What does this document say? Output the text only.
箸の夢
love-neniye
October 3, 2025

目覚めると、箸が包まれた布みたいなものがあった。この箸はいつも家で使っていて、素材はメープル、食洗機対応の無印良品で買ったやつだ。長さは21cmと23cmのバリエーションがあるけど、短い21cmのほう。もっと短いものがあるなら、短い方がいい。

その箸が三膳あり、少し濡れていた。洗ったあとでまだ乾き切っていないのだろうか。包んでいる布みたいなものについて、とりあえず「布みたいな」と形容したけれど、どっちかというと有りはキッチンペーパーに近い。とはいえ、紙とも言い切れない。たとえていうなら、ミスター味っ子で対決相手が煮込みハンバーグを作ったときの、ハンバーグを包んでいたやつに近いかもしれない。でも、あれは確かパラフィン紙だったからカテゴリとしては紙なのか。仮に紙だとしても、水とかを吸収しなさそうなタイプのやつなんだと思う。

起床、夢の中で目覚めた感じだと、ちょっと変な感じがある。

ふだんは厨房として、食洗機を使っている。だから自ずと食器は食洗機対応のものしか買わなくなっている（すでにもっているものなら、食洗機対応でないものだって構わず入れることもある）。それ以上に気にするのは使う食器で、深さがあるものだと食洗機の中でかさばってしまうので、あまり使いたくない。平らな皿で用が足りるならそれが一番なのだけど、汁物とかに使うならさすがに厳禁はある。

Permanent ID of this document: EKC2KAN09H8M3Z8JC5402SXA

· · · · ·

Written request: Above are some records. Print them all exactly.

Full answer:
What does this document say? Output the text only.
箸の夢
love-neniye
October 3, 2025

目覚めると、箸が包まれた布みたいなものがあった。この箸はいつも家で使っていて、素材はメープル、食洗機対応の無印良品で買ったやつだ。長さは21cmと23cmのバリエーションがあるけど、短い21cmのほう。もっと短いものがあるなら、短い方がいい。

その箸が三膳あり、少し濡れていた。洗ったあとでまだ乾き切っていないのだろうか。包んでいる布みたいなものについて、とりあえず「布みたいな」と形容したけれど、どっちかというと有りはキッチンペーパーに近い。とはいえ、紙とも言い切れない。たとえていうなら、ミスター味っ子で対決相手が煮込みハンバーグを作ったときの、ハンバーグを包んでいたやつに近いかもしれない。でも、あれは確かパラフィン紙だったからカテゴリとしては紙なのか。仮に紙だとしても、水とかを吸収しなさそうなタイプのやつなんだと思う。

起床、夢の中で目覚めた感じだと、ちょっと変な感じがある。

ふだんは厨房として、食洗機を使っている。だから自ずと食器は食洗機対応のものしか買わなくなっている（すでにもっているものなら、食洗機対応でないものだって構わず入れることもある）。それ以上に気にするのは使う食器で、深さがあるものだと食洗機の中でかさばってしまうので、あまり使いたくない。平らな皿で用が足りるならそれが一番なのだけど、汁物とかに使うならさすがに厳禁はある。

Permanent ID of this document: EKC2KAN09H8M3Z8JC5402SXA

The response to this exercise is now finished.